● Provided records:
· · ·

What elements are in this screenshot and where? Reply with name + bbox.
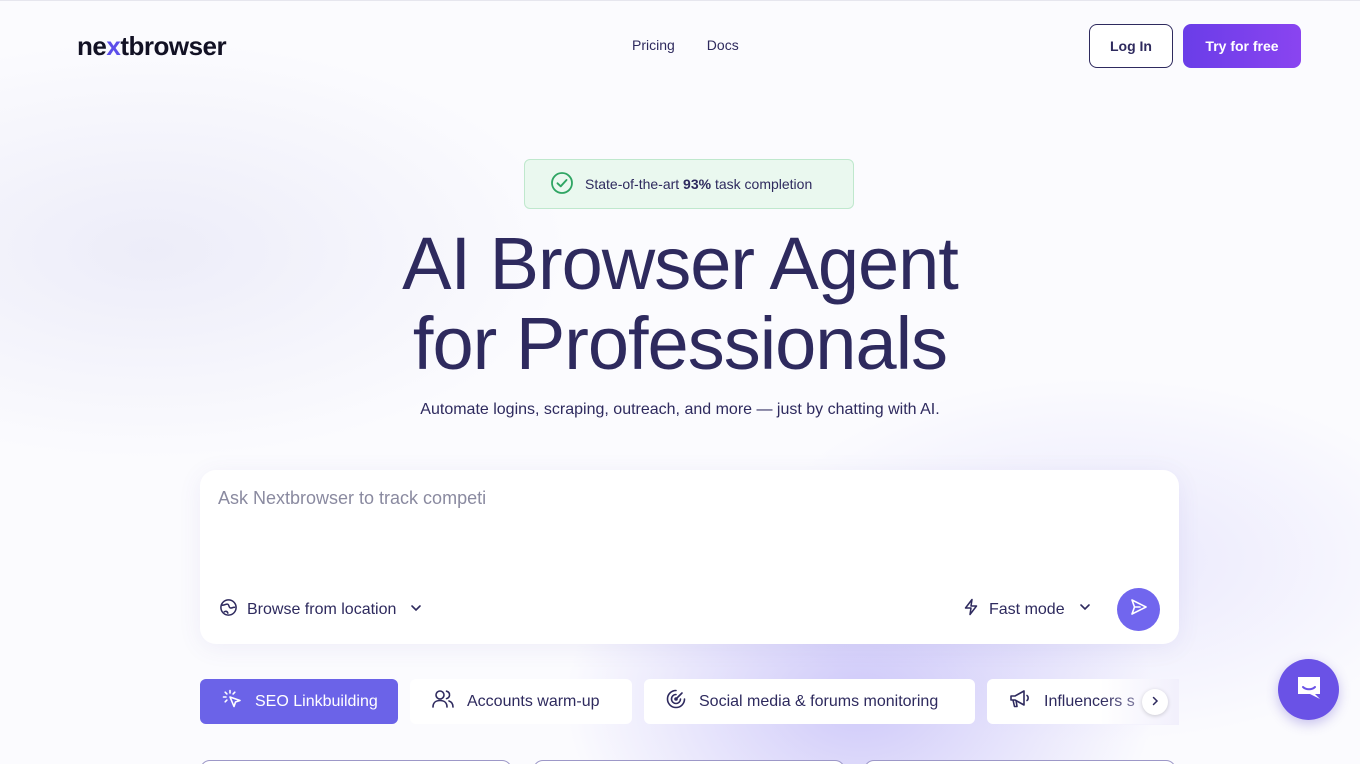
location-selector[interactable]: Browse from location bbox=[219, 598, 423, 622]
chat-bubble-icon bbox=[1293, 671, 1325, 708]
chevron-down-icon bbox=[1078, 600, 1092, 619]
chips-next-button[interactable] bbox=[1142, 689, 1168, 715]
site-header: ne x tbrowser Pricing Docs Log In Try for … bbox=[0, 0, 1360, 92]
completion-badge: State-of-the-art 93% task completion bbox=[524, 159, 854, 209]
chip-label: Accounts warm-up bbox=[467, 692, 600, 710]
prompt-input[interactable] bbox=[218, 488, 1158, 568]
badge-highlight: 93% bbox=[683, 176, 712, 192]
use-case-cards bbox=[200, 760, 1179, 764]
hero-subtitle: Automate logins, scraping, outreach, and… bbox=[420, 401, 940, 418]
use-case-card[interactable] bbox=[864, 760, 1176, 764]
use-case-card[interactable] bbox=[200, 760, 512, 764]
check-circle-icon bbox=[550, 171, 574, 198]
megaphone-icon bbox=[1008, 688, 1032, 715]
use-case-card[interactable] bbox=[533, 760, 845, 764]
cursor-click-icon bbox=[221, 688, 243, 715]
chat-widget-button[interactable] bbox=[1278, 659, 1339, 720]
chevron-right-icon bbox=[1150, 693, 1160, 711]
login-button[interactable]: Log In bbox=[1089, 24, 1173, 68]
logo-text-start: ne bbox=[77, 31, 107, 61]
chip-label: Social media & forums monitoring bbox=[699, 692, 939, 710]
mode-selector[interactable]: Fast mode bbox=[962, 598, 1092, 621]
badge-text: State-of-the-art 93% task completion bbox=[585, 176, 812, 192]
mode-label: Fast mode bbox=[989, 600, 1065, 618]
hero-title-line-1: AI Browser Agent bbox=[402, 222, 959, 305]
globe-icon bbox=[219, 598, 238, 622]
send-icon bbox=[1129, 597, 1149, 622]
try-for-free-button[interactable]: Try for free bbox=[1183, 24, 1301, 68]
prompt-card: Browse from location Fast mode bbox=[200, 470, 1179, 644]
badge-text-post: task completion bbox=[711, 176, 813, 192]
chip-accounts-warm-up[interactable]: Accounts warm-up bbox=[410, 679, 632, 724]
chip-label: SEO Linkbuilding bbox=[255, 692, 378, 710]
nav-pricing[interactable]: Pricing bbox=[632, 37, 675, 53]
location-label: Browse from location bbox=[247, 601, 397, 618]
chip-social-media-monitoring[interactable]: Social media & forums monitoring bbox=[644, 679, 975, 724]
hero-title-line-2: for Professionals bbox=[412, 302, 948, 385]
hero-title: AI Browser Agent for Professionals bbox=[0, 224, 1360, 384]
radar-icon bbox=[665, 688, 687, 715]
nav-docs[interactable]: Docs bbox=[707, 37, 739, 53]
users-icon bbox=[431, 688, 455, 715]
use-case-chips: SEO Linkbuilding Accounts warm-up Social… bbox=[200, 679, 1179, 725]
send-button[interactable] bbox=[1117, 588, 1160, 631]
main-nav: Pricing Docs bbox=[632, 37, 739, 53]
chip-seo-linkbuilding[interactable]: SEO Linkbuilding bbox=[200, 679, 398, 724]
logo-text-end: tbrowser bbox=[120, 31, 227, 61]
chevron-down-icon bbox=[409, 601, 423, 620]
logo-x: x bbox=[106, 31, 121, 61]
badge-text-pre: State-of-the-art bbox=[585, 176, 684, 192]
lightning-icon bbox=[962, 598, 980, 621]
logo[interactable]: ne x tbrowser bbox=[77, 31, 227, 62]
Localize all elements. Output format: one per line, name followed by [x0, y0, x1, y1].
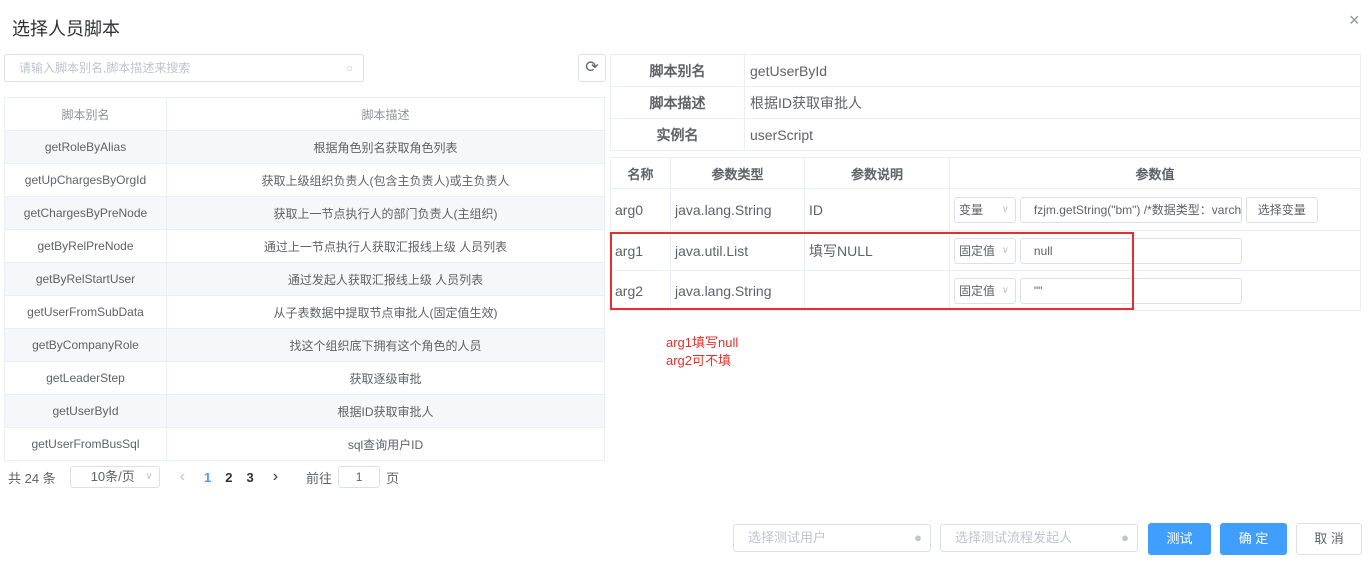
confirm-button[interactable]: 确 定 — [1220, 523, 1287, 555]
info-label: 脚本别名 — [610, 54, 745, 87]
script-alias: getRoleByAlias — [4, 130, 167, 164]
info-value: userScript — [744, 118, 1361, 151]
script-desc: 获取上一节点执行人的部门负责人(主组织) — [166, 196, 605, 230]
select-variable-button[interactable]: 选择变量 — [1245, 196, 1318, 223]
chevron-down-icon: ∨ — [1001, 203, 1009, 215]
param-type: java.lang.String — [670, 188, 805, 231]
script-alias: getByRelPreNode — [4, 229, 167, 263]
page-suffix: 页 — [386, 470, 400, 486]
script-desc: 通过发起人获取汇报线上级 人员列表 — [166, 262, 605, 296]
annotation-highlight-box — [610, 232, 1134, 310]
script-desc: sql查询用户ID — [166, 427, 605, 461]
test-starter-placeholder: 选择测试流程发起人 — [955, 530, 1073, 545]
table-row[interactable]: getUserFromBusSql sql查询用户ID — [4, 427, 605, 461]
close-icon[interactable]: × — [1349, 10, 1360, 31]
next-page-button[interactable]: › — [273, 468, 278, 486]
script-alias: getChargesByPreNode — [4, 196, 167, 230]
pagination: 共 24 条 10条/页 ∨ ‹ 1 2 3 › 前往 1 页 — [8, 466, 399, 488]
table-row[interactable]: getByRelStartUser 通过发起人获取汇报线上级 人员列表 — [4, 262, 605, 296]
script-alias: getByRelStartUser — [4, 262, 167, 296]
script-alias: getByCompanyRole — [4, 328, 167, 362]
table-row[interactable]: getChargesByPreNode 获取上一节点执行人的部门负责人(主组织) — [4, 196, 605, 230]
col-header: 脚本描述 — [166, 97, 605, 131]
script-desc: 获取上级组织负责人(包含主负责人)或主负责人 — [166, 163, 605, 197]
page-2[interactable]: 2 — [225, 470, 232, 485]
script-alias: getLeaderStep — [4, 361, 167, 395]
table-row[interactable]: getUserById 根据ID获取审批人 — [4, 394, 605, 428]
info-label: 脚本描述 — [610, 86, 745, 119]
table-row[interactable]: getLeaderStep 获取逐级审批 — [4, 361, 605, 395]
goto-label: 前往 — [306, 470, 333, 486]
script-info-table: 脚本别名 getUserById 脚本描述 根据ID获取审批人 实例名 userScr… — [610, 54, 1361, 151]
table-row[interactable]: getUserFromSubData 从子表数据中提取节点审批人(固定值生效) — [4, 295, 605, 329]
annotation-line: arg1填写null — [666, 335, 739, 350]
param-value-input[interactable]: fzjm.getString("bm") /*数据类型：varcha — [1019, 196, 1242, 223]
test-starter-select[interactable]: 选择测试流程发起人 ● — [940, 524, 1138, 552]
script-desc: 找这个组织底下拥有这个角色的人员 — [166, 328, 605, 362]
page-1[interactable]: 1 — [204, 470, 211, 485]
param-mode-select[interactable]: 变量 ∨ — [954, 196, 1016, 223]
annotation-line: arg2可不填 — [666, 353, 732, 368]
user-icon: ● — [914, 530, 922, 545]
test-user-select[interactable]: 选择测试用户 ● — [733, 524, 931, 552]
col-header: 参数类型 — [670, 157, 805, 189]
table-row[interactable]: getByRelPreNode 通过上一节点执行人获取汇报线上级 人员列表 — [4, 229, 605, 263]
page-size-value: 10条/页 — [90, 469, 135, 484]
col-header: 参数说明 — [804, 157, 950, 189]
script-desc: 从子表数据中提取节点审批人(固定值生效) — [166, 295, 605, 329]
page-3[interactable]: 3 — [246, 470, 253, 485]
dialog-title: 选择人员脚本 — [12, 19, 120, 39]
info-label: 实例名 — [610, 118, 745, 151]
info-value: getUserById — [744, 54, 1361, 87]
script-desc: 获取逐级审批 — [166, 361, 605, 395]
col-header: 名称 — [610, 157, 671, 189]
search-input[interactable]: 请输入脚本别名,脚本描述来搜索 ○ — [4, 54, 364, 82]
script-desc: 根据角色别名获取角色列表 — [166, 130, 605, 164]
table-row[interactable]: getRoleByAlias 根据角色别名获取角色列表 — [4, 130, 605, 164]
script-desc: 通过上一节点执行人获取汇报线上级 人员列表 — [166, 229, 605, 263]
prev-page-button[interactable]: ‹ — [180, 468, 185, 486]
script-desc: 根据ID获取审批人 — [166, 394, 605, 428]
goto-page-input[interactable]: 1 — [338, 466, 381, 488]
test-button[interactable]: 测试 — [1148, 523, 1211, 555]
total-count: 共 24 条 — [8, 470, 56, 486]
refresh-button[interactable]: ⟳ — [578, 54, 606, 82]
script-alias: getUserById — [4, 394, 167, 428]
param-mode-value: 变量 — [959, 202, 984, 217]
table-row[interactable]: getByCompanyRole 找这个组织底下拥有这个角色的人员 — [4, 328, 605, 362]
page-size-select[interactable]: 10条/页 ∨ — [69, 466, 160, 488]
script-alias: getUserFromBusSql — [4, 427, 167, 461]
test-user-placeholder: 选择测试用户 — [748, 530, 827, 545]
info-value: 根据ID获取审批人 — [744, 86, 1361, 119]
col-header: 参数值 — [949, 157, 1361, 189]
user-icon: ● — [1121, 530, 1129, 545]
search-placeholder: 请输入脚本别名,脚本描述来搜索 — [19, 61, 191, 75]
param-row: arg0 java.lang.String ID 变量 ∨ fzjm.getStr… — [610, 188, 1361, 231]
param-name: arg0 — [610, 188, 671, 231]
script-alias: getUpChargesByOrgId — [4, 163, 167, 197]
param-desc: ID — [804, 188, 950, 231]
cancel-button[interactable]: 取 消 — [1296, 523, 1362, 555]
annotation-note: arg1填写null arg2可不填 — [666, 334, 738, 370]
table-row[interactable]: getUpChargesByOrgId 获取上级组织负责人(包含主负责人)或主负责… — [4, 163, 605, 197]
script-table: 脚本别名 脚本描述 getRoleByAlias 根据角色别名获取角色列表 getUp… — [4, 97, 605, 461]
script-alias: getUserFromSubData — [4, 295, 167, 329]
chevron-down-icon: ∨ — [145, 471, 153, 482]
col-header: 脚本别名 — [4, 97, 167, 131]
search-icon: ○ — [345, 61, 353, 75]
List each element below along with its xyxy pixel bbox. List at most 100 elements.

· · ·

● Problem details:
Copy each line of the listing above that contains the string "getByRelStartUser". Match case exactly.

● Task solution:
table-row[interactable]: getByRelStartUser 通过发起人获取汇报线上级 人员列表 — [4, 262, 605, 296]
script-alias: getByRelStartUser — [4, 262, 167, 296]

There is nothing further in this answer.